[SET PROBLEM]: Images excluded, repeat each entry below exactly.

— START OF DATASET EXTRACT —

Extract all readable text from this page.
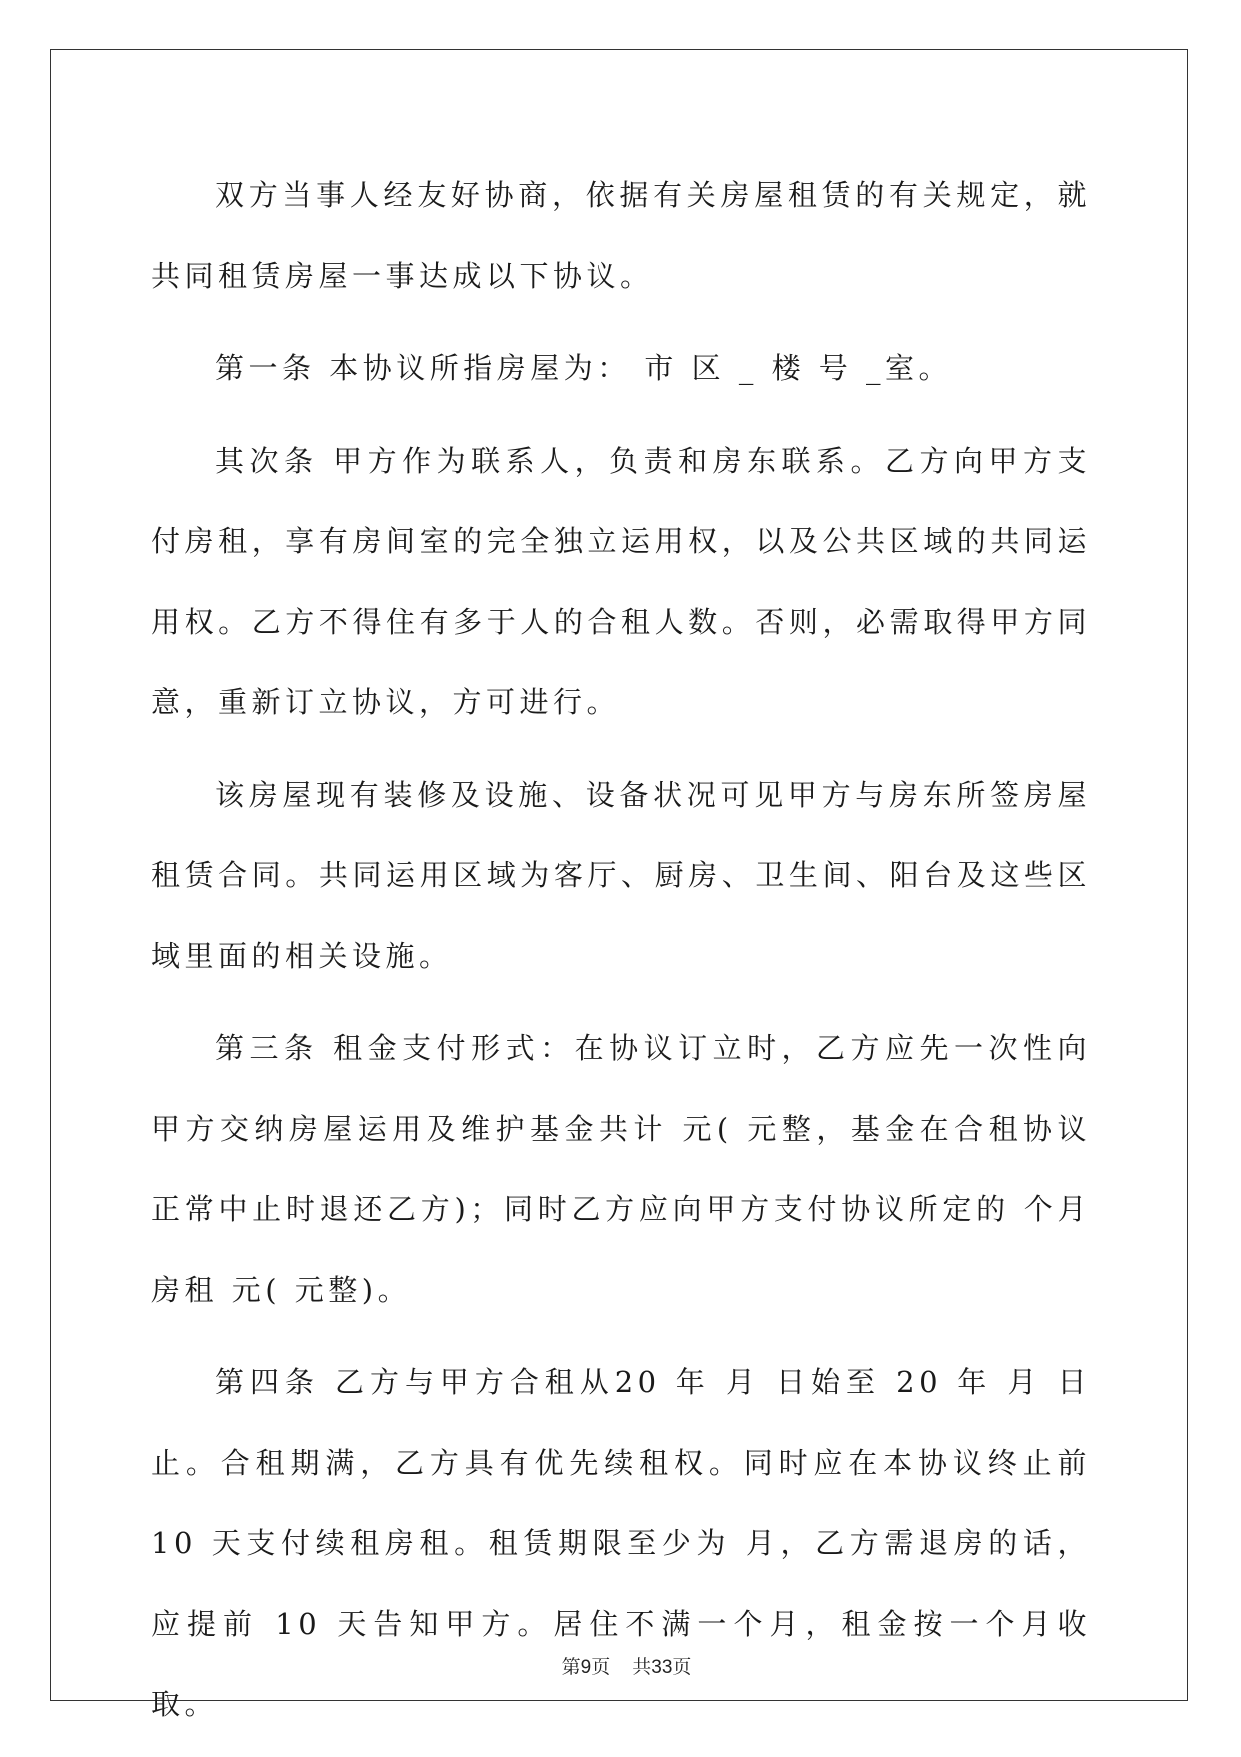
双方当事人经友好协商，依据有关房屋租赁的有关规定，就共同租赁房屋一事达成以下协议。

第一条 本协议所指房屋为： 市 区 _ 楼 号 _室。

其次条 甲方作为联系人，负责和房东联系。乙方向甲方支付房租，享有房间室的完全独立运用权，以及公共区域的共同运用权。乙方不得住有多于人的合租人数。否则，必需取得甲方同意，重新订立协议，方可进行。

该房屋现有装修及设施、设备状况可见甲方与房东所签房屋租赁合同。共同运用区域为客厅、厨房、卫生间、阳台及这些区域里面的相关设施。

第三条 租金支付形式：在协议订立时，乙方应先一次性向甲方交纳房屋运用及维护基金共计 元( 元整，基金在合租协议正常中止时退还乙方)；同时乙方应向甲方支付协议所定的 个月房租 元( 元整)。

第四条 乙方与甲方合租从20 年 月 日始至 20 年 月 日止。合租期满，乙方具有优先续租权。同时应在本协议终止前 10 天支付续租房租。租赁期限至少为 月，乙方需退房的话，应提前 10 天告知甲方。居住不满一个月，租金按一个月收取。

第9页 共33页
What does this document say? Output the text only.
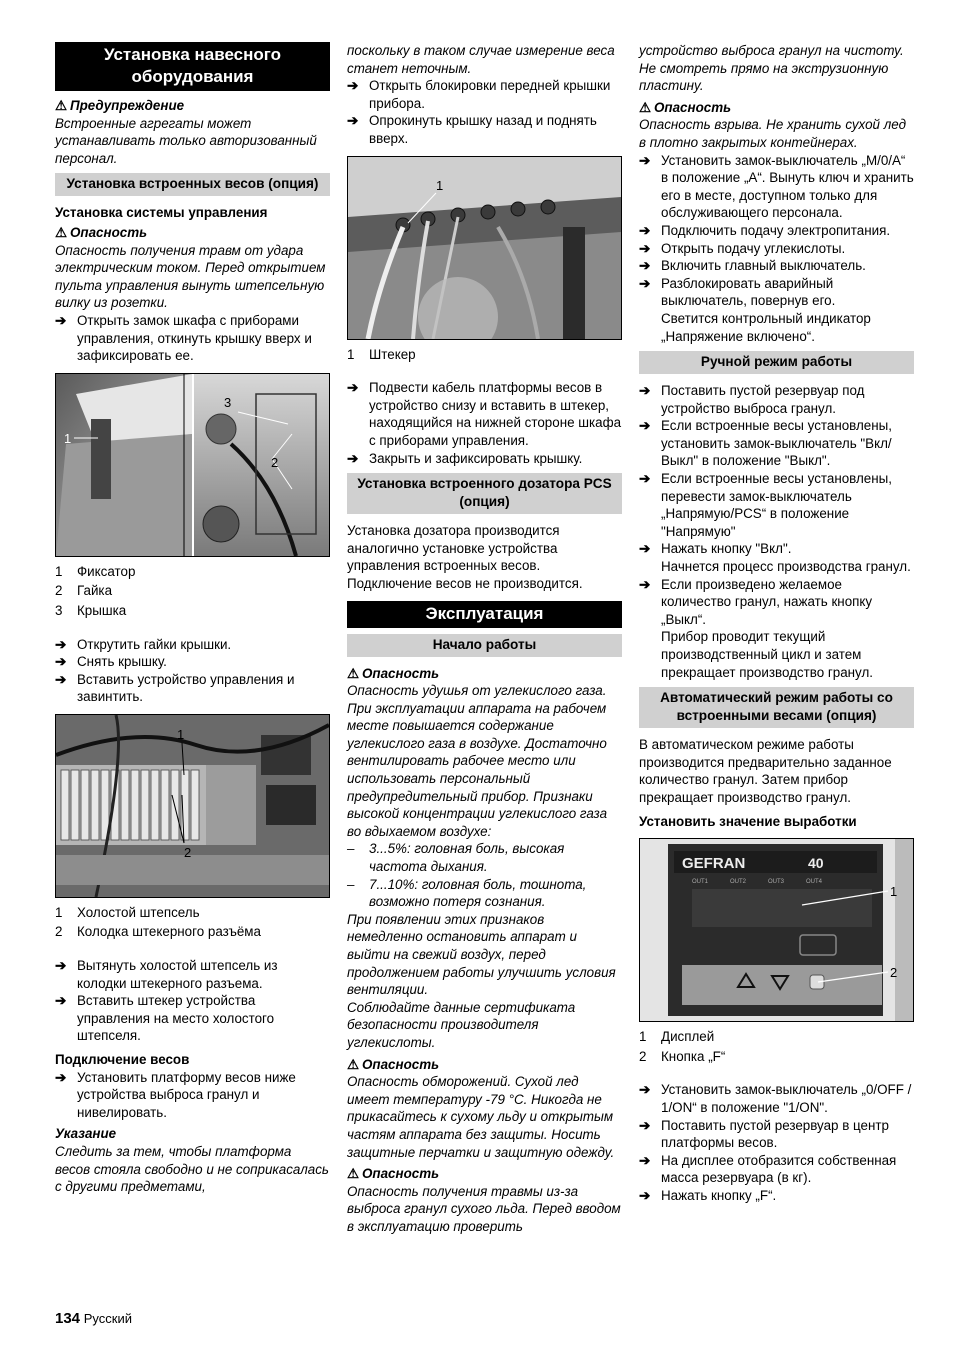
Установка навесного оборудования
⚠ Предупреждение

Встроенные агрегаты может устанавливать только авторизованный персонал.

Установка встроенных весов (опция)

Установка системы управления

⚠ Опасность

Опасность получения травм от удара электрическим током. Перед открытием пульта управления вынуть штепсельную вилку из розетки.

➔ Открыть замок шкафа с приборами управления, откинуть крышку вверх и зафиксировать ее.
1
3
2
1 Фиксатор
2 Гайка
3 Крышка
➔ Открутить гайки крышки.
➔ Снять крышку.
➔ Вставить устройство управления и завинтить.
1
2
1 Холостой штепсель
2 Колодка штекерного разъёма
➔ Вытянуть холостой штепсель из колодки штекерного разъема.
➔ Вставить штекер устройства управления на место холостого штепселя.

Подключение весов

➔ Установить платформу весов ниже устройства выброса гранул и нивелировать.

Указание

Следить за тем, чтобы платформа весов стояла свободно и не соприкасалась с другими предметами,

поскольку в таком случае измерение веса станет неточным.

➔ Открыть блокировки передней крышки прибора.
➔ Опрокинуть крышку назад и поднять вверх.
1
1 Штекер
➔ Подвести кабель платформы весов в устройство снизу и вставить в штекер, находящийся на нижней стороне шкафа с приборами управления.
➔ Закрыть и зафиксировать крышку.
Установка встроенного дозатора PCS (опция)

Установка дозатора производится аналогично установке устройства управления встроенных весов. Подключение весов не производится.

Эксплуатация
Начало работы
⚠ Опасность

Опасность удушья от углекислого газа. При эксплуатации аппарата на рабочем месте повышается содержание углекислого газа в воздухе. Достаточно вентилировать рабочее место или использовать персональный предупредительный прибор. Признаки высокой концентрации углекислого газа во вдыхаемом воздухе:

– 3...5%: головная боль, высокая частота дыхания.
– 7...10%: головная боль, тошнота, возможно потеря сознания.

При появлении этих признаков немедленно остановить аппарат и выйти на свежий воздух, перед продолжением работы улучшить условия вентиляции.

Соблюдайте данные сертификата безопасности производителя углекислоты.

⚠ Опасность

Опасность обморожений. Сухой лед имеет температуру -79 °С. Никогда не прикасайтесь к сухому льду и открытым частям аппарата без защиты. Носить защитные перчатки и защитную одежду.

⚠ Опасность

Опасность получения травмы из-за выброса гранул сухого льда. Перед вводом в эксплуатацию проверить

устройство выброса гранул на чистоту. Не смотреть прямо на экструзионную пластину.

⚠ Опасность

Опасность взрыва. Не хранить сухой лед в плотно закрытых контейнерах.

➔ Установить замок-выключатель „M/0/A“ в положение „A“. Вынуть ключ и хранить его в месте, доступном только для обслуживающего персонала.
➔ Подключить подачу электропитания.
➔ Открыть подачу углекислоты.
➔ Включить главный выключатель.
➔ Разблокировать аварийный выключатель, повернув его.

Светится контрольный индикатор „Напряжение включено“.

Ручной режим работы
➔ Поставить пустой резервуар под устройство выброса гранул.
➔ Если встроенные весы установлены, установить замок-выключатель "Вкл/Выкл" в положение "Выкл".
➔ Если встроенные весы установлены, перевести замок-выключатель „Напрямую/PCS“ в положение "Напрямую"
➔ Нажать кнопку "Вкл".

Начнется процесс производства гранул.

➔ Если произведено желаемое количество гранул, нажать кнопку „Выкл“.

Прибор проводит текущий производственный цикл и затем прекращает производство гранул.

Автоматический режим работы со встроенными весами (опция)

В автоматическом режиме работы производится предварительно заданное количество гранул. Затем прибор прекращает производство гранул.

Установить значение выработки

GEFRAN	40
OUT1	OUT2	OUT3	OUT4
1
2
1 Дисплей
2 Кнопка „F“
➔ Установить замок-выключатель „0/OFF / 1/ON“ в положение "1/ON".
➔ Поставить пустой резервуар в центр платформы весов.
➔ На дисплее отобразится собственная масса резервуара (в кг).
➔ Нажать кнопку „F“.
134 Русский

— END OF DATASET EXTRACT —

[EXPECTED ANSWER]:
Extract all readable text from this page.
双方当事人经友好协商，依据有关房屋租赁的有关规定，就共同租赁房屋一事达成以下协议。

第一条 本协议所指房屋为： 市 区 _ 楼 号 _室。

其次条 甲方作为联系人，负责和房东联系。乙方向甲方支付房租，享有房间室的完全独立运用权，以及公共区域的共同运用权。乙方不得住有多于人的合租人数。否则，必需取得甲方同意，重新订立协议，方可进行。

该房屋现有装修及设施、设备状况可见甲方与房东所签房屋租赁合同。共同运用区域为客厅、厨房、卫生间、阳台及这些区域里面的相关设施。

第三条 租金支付形式：在协议订立时，乙方应先一次性向甲方交纳房屋运用及维护基金共计 元( 元整，基金在合租协议正常中止时退还乙方)；同时乙方应向甲方支付协议所定的 个月房租 元( 元整)。

第四条 乙方与甲方合租从20 年 月 日始至 20 年 月 日止。合租期满，乙方具有优先续租权。同时应在本协议终止前 10 天支付续租房租。租赁期限至少为 月，乙方需退房的话，应提前 10 天告知甲方。居住不满一个月，租金按一个月收取。

第9页 共33页
What does this document say? Output the text only.
Установка навесного оборудования
⚠ Предупреждение

Встроенные агрегаты может устанавливать только авторизованный персонал.

Установка встроенных весов (опция)

Установка системы управления

⚠ Опасность

Опасность получения травм от удара электрическим током. Перед открытием пульта управления вынуть штепсельную вилку из розетки.

➔ Открыть замок шкафа с приборами управления, откинуть крышку вверх и зафиксировать ее.
1
3
2
1 Фиксатор
2 Гайка
3 Крышка
➔ Открутить гайки крышки.
➔ Снять крышку.
➔ Вставить устройство управления и завинтить.
1
2
1 Холостой штепсель
2 Колодка штекерного разъёма
➔ Вытянуть холостой штепсель из колодки штекерного разъема.
➔ Вставить штекер устройства управления на место холостого штепселя.

Подключение весов

➔ Установить платформу весов ниже устройства выброса гранул и нивелировать.

Указание

Следить за тем, чтобы платформа весов стояла свободно и не соприкасалась с другими предметами,

поскольку в таком случае измерение веса станет неточным.

➔ Открыть блокировки передней крышки прибора.
➔ Опрокинуть крышку назад и поднять вверх.
1
1 Штекер
➔ Подвести кабель платформы весов в устройство снизу и вставить в штекер, находящийся на нижней стороне шкафа с приборами управления.
➔ Закрыть и зафиксировать крышку.
Установка встроенного дозатора PCS (опция)

Установка дозатора производится аналогично установке устройства управления встроенных весов. Подключение весов не производится.

Эксплуатация
Начало работы
⚠ Опасность

Опасность удушья от углекислого газа. При эксплуатации аппарата на рабочем месте повышается содержание углекислого газа в воздухе. Достаточно вентилировать рабочее место или использовать персональный предупредительный прибор. Признаки высокой концентрации углекислого газа во вдыхаемом воздухе:

– 3...5%: головная боль, высокая частота дыхания.
– 7...10%: головная боль, тошнота, возможно потеря сознания.

При появлении этих признаков немедленно остановить аппарат и выйти на свежий воздух, перед продолжением работы улучшить условия вентиляции.

Соблюдайте данные сертификата безопасности производителя углекислоты.

⚠ Опасность

Опасность обморожений. Сухой лед имеет температуру -79 °С. Никогда не прикасайтесь к сухому льду и открытым частям аппарата без защиты. Носить защитные перчатки и защитную одежду.

⚠ Опасность

Опасность получения травмы из-за выброса гранул сухого льда. Перед вводом в эксплуатацию проверить

устройство выброса гранул на чистоту. Не смотреть прямо на экструзионную пластину.

⚠ Опасность

Опасность взрыва. Не хранить сухой лед в плотно закрытых контейнерах.

➔ Установить замок-выключатель „M/0/A“ в положение „A“. Вынуть ключ и хранить его в месте, доступном только для обслуживающего персонала.
➔ Подключить подачу электропитания.
➔ Открыть подачу углекислоты.
➔ Включить главный выключатель.
➔ Разблокировать аварийный выключатель, повернув его.

Светится контрольный индикатор „Напряжение включено“.

Ручной режим работы
➔ Поставить пустой резервуар под устройство выброса гранул.
➔ Если встроенные весы установлены, установить замок-выключатель "Вкл/Выкл" в положение "Выкл".
➔ Если встроенные весы установлены, перевести замок-выключатель „Напрямую/PCS“ в положение "Напрямую"
➔ Нажать кнопку "Вкл".

Начнется процесс производства гранул.

➔ Если произведено желаемое количество гранул, нажать кнопку „Выкл“.

Прибор проводит текущий производственный цикл и затем прекращает производство гранул.

Автоматический режим работы со встроенными весами (опция)

В автоматическом режиме работы производится предварительно заданное количество гранул. Затем прибор прекращает производство гранул.

Установить значение выработки

GEFRAN	40
OUT1	OUT2	OUT3	OUT4
1
2
1 Дисплей
2 Кнопка „F“
➔ Установить замок-выключатель „0/OFF / 1/ON“ в положение "1/ON".
➔ Поставить пустой резервуар в центр платформы весов.
➔ На дисплее отобразится собственная масса резервуара (в кг).
➔ Нажать кнопку „F“.
134 Русский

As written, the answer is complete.